What lines of the data hold the string "type"? Pull each one out.

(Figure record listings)

- - - -

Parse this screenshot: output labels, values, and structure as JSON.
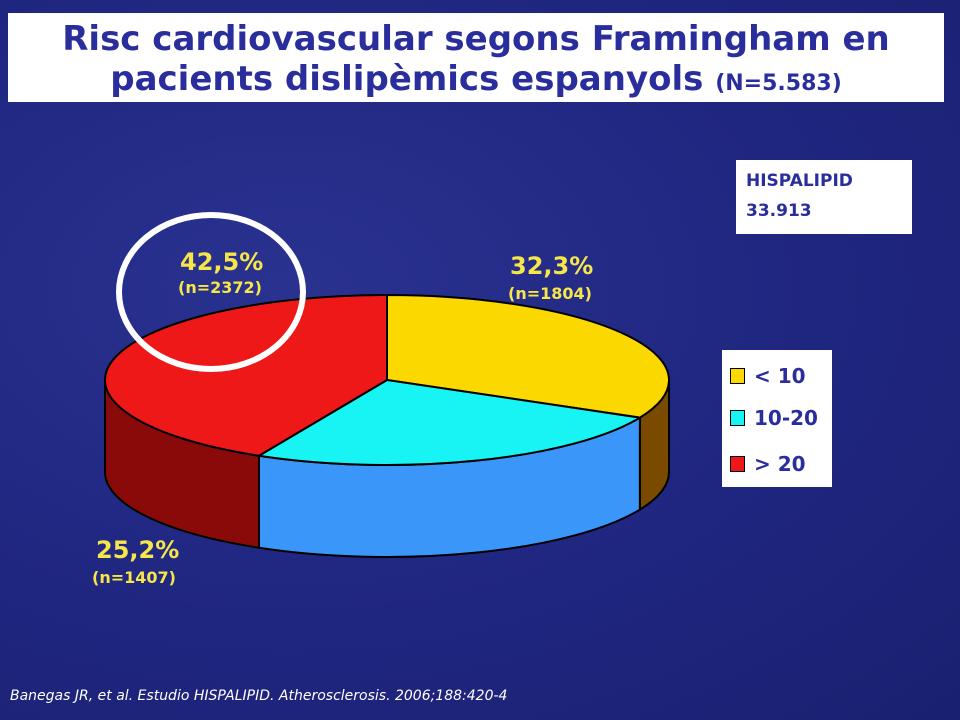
{
  "title": {
    "line1": "Risc cardiovascular segons Framingham en",
    "line2": "pacients dislipèmics espanyols",
    "n_label": "(N=5.583)"
  },
  "hispalipid": {
    "label": "HISPALIPID",
    "value": "33.913"
  },
  "chart_data": {
    "type": "pie",
    "title": "Risc cardiovascular segons Framingham en pacients dislipèmics espanyols (N=5.583)",
    "total_n": 5583,
    "legend_position": "right",
    "slices": [
      {
        "category": "< 10",
        "percent": 32.3,
        "n": 1804,
        "label": "32,3%",
        "n_label": "(n=1804)",
        "color": "#fbd800",
        "side_color": "#7a4a00"
      },
      {
        "category": "10-20",
        "percent": 25.2,
        "n": 1407,
        "label": "25,2%",
        "n_label": "(n=1407)",
        "color": "#18f4f4",
        "side_color": "#3a96f8"
      },
      {
        "category": "> 20",
        "percent": 42.5,
        "n": 2372,
        "label": "42,5%",
        "n_label": "(n=2372)",
        "color": "#ee1818",
        "side_color": "#8a0a0a"
      }
    ],
    "highlight": "> 20"
  },
  "legend": [
    {
      "label": "< 10",
      "color": "#fbd800"
    },
    {
      "label": "10-20",
      "color": "#18f4f4"
    },
    {
      "label": "> 20",
      "color": "#ee1818"
    }
  ],
  "footnote": "Banegas JR, et al. Estudio HISPALIPID. Atherosclerosis. 2006;188:420-4"
}
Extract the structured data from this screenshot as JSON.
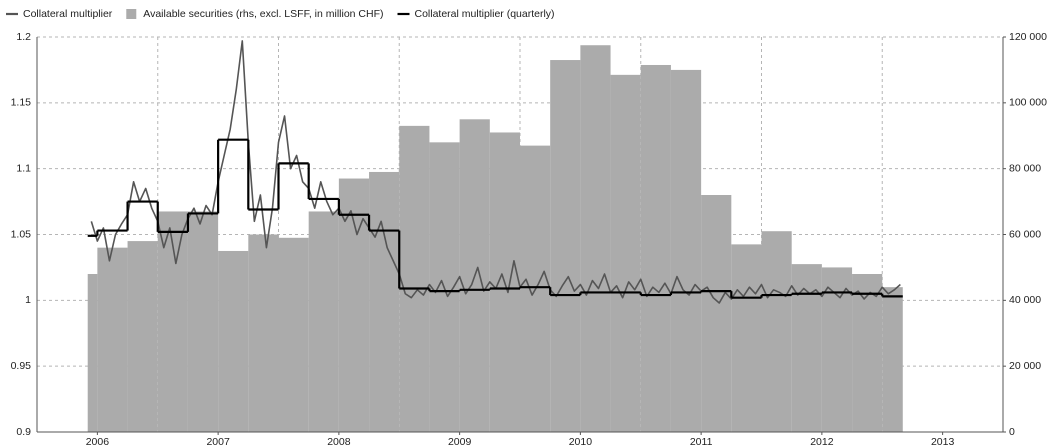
{
  "chart_data": {
    "type": "combo",
    "xlim": [
      2005.5,
      2013.5
    ],
    "xticks": [
      2006,
      2007,
      2008,
      2009,
      2010,
      2011,
      2012,
      2013
    ],
    "xgrid": [
      2006.5,
      2007.5,
      2008.5,
      2009.5,
      2010.5,
      2011.5,
      2012.5
    ],
    "ylim": [
      0.9,
      1.2
    ],
    "yticks": [
      0.9,
      0.95,
      1,
      1.05,
      1.1,
      1.15,
      1.2
    ],
    "y2lim": [
      0,
      120000
    ],
    "y2ticks": [
      0,
      {
        "value": 20000,
        "label": "20 000"
      },
      {
        "value": 40000,
        "label": "40 000"
      },
      {
        "value": 60000,
        "label": "60 000"
      },
      {
        "value": 80000,
        "label": "80 000"
      },
      {
        "value": 100000,
        "label": "100 000"
      },
      {
        "value": 120000,
        "label": "120 000"
      }
    ],
    "grid": true,
    "series": [
      {
        "name": "Collateral multiplier",
        "type": "line",
        "color": "#555555",
        "x": [
          2005.95,
          2006.0,
          2006.05,
          2006.1,
          2006.15,
          2006.2,
          2006.25,
          2006.3,
          2006.35,
          2006.4,
          2006.45,
          2006.5,
          2006.55,
          2006.6,
          2006.65,
          2006.7,
          2006.75,
          2006.8,
          2006.85,
          2006.9,
          2006.95,
          2007.0,
          2007.05,
          2007.1,
          2007.15,
          2007.2,
          2007.25,
          2007.3,
          2007.35,
          2007.4,
          2007.45,
          2007.5,
          2007.55,
          2007.6,
          2007.65,
          2007.7,
          2007.75,
          2007.8,
          2007.85,
          2007.9,
          2007.95,
          2008.0,
          2008.05,
          2008.1,
          2008.15,
          2008.2,
          2008.25,
          2008.3,
          2008.35,
          2008.4,
          2008.45,
          2008.5,
          2008.55,
          2008.6,
          2008.65,
          2008.7,
          2008.75,
          2008.8,
          2008.85,
          2008.9,
          2008.95,
          2009.0,
          2009.05,
          2009.1,
          2009.15,
          2009.2,
          2009.25,
          2009.3,
          2009.35,
          2009.4,
          2009.45,
          2009.5,
          2009.55,
          2009.6,
          2009.65,
          2009.7,
          2009.75,
          2009.8,
          2009.85,
          2009.9,
          2009.95,
          2010.0,
          2010.05,
          2010.1,
          2010.15,
          2010.2,
          2010.25,
          2010.3,
          2010.35,
          2010.4,
          2010.45,
          2010.5,
          2010.55,
          2010.6,
          2010.65,
          2010.7,
          2010.75,
          2010.8,
          2010.85,
          2010.9,
          2010.95,
          2011.0,
          2011.05,
          2011.1,
          2011.15,
          2011.2,
          2011.25,
          2011.3,
          2011.35,
          2011.4,
          2011.45,
          2011.5,
          2011.55,
          2011.6,
          2011.65,
          2011.7,
          2011.75,
          2011.8,
          2011.85,
          2011.9,
          2011.95,
          2012.0,
          2012.05,
          2012.1,
          2012.15,
          2012.2,
          2012.25,
          2012.3,
          2012.35,
          2012.4,
          2012.45,
          2012.5,
          2012.55,
          2012.6,
          2012.65
        ],
        "values": [
          1.06,
          1.045,
          1.055,
          1.03,
          1.05,
          1.058,
          1.065,
          1.09,
          1.075,
          1.085,
          1.07,
          1.06,
          1.04,
          1.055,
          1.028,
          1.05,
          1.062,
          1.07,
          1.058,
          1.072,
          1.065,
          1.09,
          1.11,
          1.13,
          1.16,
          1.197,
          1.12,
          1.06,
          1.08,
          1.04,
          1.07,
          1.12,
          1.14,
          1.1,
          1.11,
          1.09,
          1.085,
          1.07,
          1.09,
          1.075,
          1.065,
          1.07,
          1.06,
          1.068,
          1.05,
          1.062,
          1.055,
          1.048,
          1.06,
          1.04,
          1.03,
          1.02,
          1.005,
          1.002,
          1.008,
          1.004,
          1.012,
          1.006,
          1.015,
          1.003,
          1.01,
          1.018,
          1.005,
          1.012,
          1.025,
          1.007,
          1.014,
          1.009,
          1.02,
          1.006,
          1.03,
          1.01,
          1.016,
          1.004,
          1.012,
          1.022,
          1.008,
          1.003,
          1.011,
          1.018,
          1.007,
          1.012,
          1.004,
          1.015,
          1.009,
          1.02,
          1.006,
          1.011,
          1.002,
          1.014,
          1.008,
          1.016,
          1.003,
          1.01,
          1.006,
          1.013,
          1.005,
          1.018,
          1.008,
          1.004,
          1.012,
          1.007,
          1.01,
          1.002,
          0.998,
          1.006,
          1.001,
          1.008,
          1.003,
          1.01,
          1.005,
          1.012,
          1.002,
          1.008,
          1.006,
          1.003,
          1.011,
          1.004,
          1.009,
          1.005,
          1.008,
          1.003,
          1.01,
          1.006,
          1.002,
          1.009,
          1.004,
          1.007,
          1.001,
          1.006,
          1.003,
          1.01,
          1.005,
          1.008,
          1.012
        ]
      },
      {
        "name": "Available securities (rhs, excl. LSFF, in million CHF)",
        "type": "bar",
        "axis": "y2",
        "color": "#ababab",
        "bins": [
          2005.92,
          2006,
          2006.25,
          2006.5,
          2006.75,
          2007,
          2007.25,
          2007.5,
          2007.75,
          2008,
          2008.25,
          2008.5,
          2008.75,
          2009,
          2009.25,
          2009.5,
          2009.75,
          2010,
          2010.25,
          2010.5,
          2010.75,
          2011,
          2011.25,
          2011.5,
          2011.75,
          2012,
          2012.25,
          2012.5,
          2012.67
        ],
        "values": [
          48000,
          56000,
          58000,
          67000,
          67000,
          55000,
          60000,
          59000,
          67000,
          77000,
          79000,
          93000,
          88000,
          95000,
          91000,
          87000,
          113000,
          117500,
          108500,
          111500,
          110000,
          72000,
          57000,
          61000,
          51000,
          50000,
          48000,
          44000
        ]
      },
      {
        "name": "Collateral multiplier (quarterly)",
        "type": "step",
        "color": "#000000",
        "bins": [
          2005.92,
          2006,
          2006.25,
          2006.5,
          2006.75,
          2007,
          2007.25,
          2007.5,
          2007.75,
          2008,
          2008.25,
          2008.5,
          2008.75,
          2009,
          2009.25,
          2009.5,
          2009.75,
          2010,
          2010.25,
          2010.5,
          2010.75,
          2011,
          2011.25,
          2011.5,
          2011.75,
          2012,
          2012.25,
          2012.5,
          2012.67
        ],
        "values": [
          1.049,
          1.053,
          1.075,
          1.052,
          1.066,
          1.122,
          1.069,
          1.104,
          1.077,
          1.065,
          1.053,
          1.009,
          1.007,
          1.008,
          1.009,
          1.01,
          1.004,
          1.006,
          1.006,
          1.004,
          1.006,
          1.007,
          1.002,
          1.004,
          1.005,
          1.006,
          1.005,
          1.003
        ]
      }
    ]
  }
}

- - - -

• SOLVED PROBLEM:
    "type": "pie",
    "type": "combo",
        "type": "line",
        "type": "bar",
        "type": "step",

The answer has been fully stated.